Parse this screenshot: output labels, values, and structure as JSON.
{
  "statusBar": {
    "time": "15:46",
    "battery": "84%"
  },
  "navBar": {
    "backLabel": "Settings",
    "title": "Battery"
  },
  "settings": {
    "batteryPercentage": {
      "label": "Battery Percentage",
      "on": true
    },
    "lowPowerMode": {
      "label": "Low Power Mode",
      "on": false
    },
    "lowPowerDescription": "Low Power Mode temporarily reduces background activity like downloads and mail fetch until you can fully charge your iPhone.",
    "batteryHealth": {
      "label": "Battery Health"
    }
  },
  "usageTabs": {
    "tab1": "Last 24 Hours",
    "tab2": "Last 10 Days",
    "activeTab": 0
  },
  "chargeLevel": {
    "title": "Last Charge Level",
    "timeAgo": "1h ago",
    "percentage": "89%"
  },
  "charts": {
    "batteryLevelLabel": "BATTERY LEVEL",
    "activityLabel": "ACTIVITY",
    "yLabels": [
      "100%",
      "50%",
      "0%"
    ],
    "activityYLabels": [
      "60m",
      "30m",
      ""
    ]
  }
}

GOAL:
Recopy the entries above in their entirety, exactly.

EXERCISE SOLUTION:
Parse this screenshot: output labels, values, and structure as JSON.
{
  "statusBar": {
    "time": "15:46",
    "battery": "84%"
  },
  "navBar": {
    "backLabel": "Settings",
    "title": "Battery"
  },
  "settings": {
    "batteryPercentage": {
      "label": "Battery Percentage",
      "on": true
    },
    "lowPowerMode": {
      "label": "Low Power Mode",
      "on": false
    },
    "lowPowerDescription": "Low Power Mode temporarily reduces background activity like downloads and mail fetch until you can fully charge your iPhone.",
    "batteryHealth": {
      "label": "Battery Health"
    }
  },
  "usageTabs": {
    "tab1": "Last 24 Hours",
    "tab2": "Last 10 Days",
    "activeTab": 0
  },
  "chargeLevel": {
    "title": "Last Charge Level",
    "timeAgo": "1h ago",
    "percentage": "89%"
  },
  "charts": {
    "batteryLevelLabel": "BATTERY LEVEL",
    "activityLabel": "ACTIVITY",
    "yLabels": [
      "100%",
      "50%",
      "0%"
    ],
    "activityYLabels": [
      "60m",
      "30m",
      ""
    ]
  }
}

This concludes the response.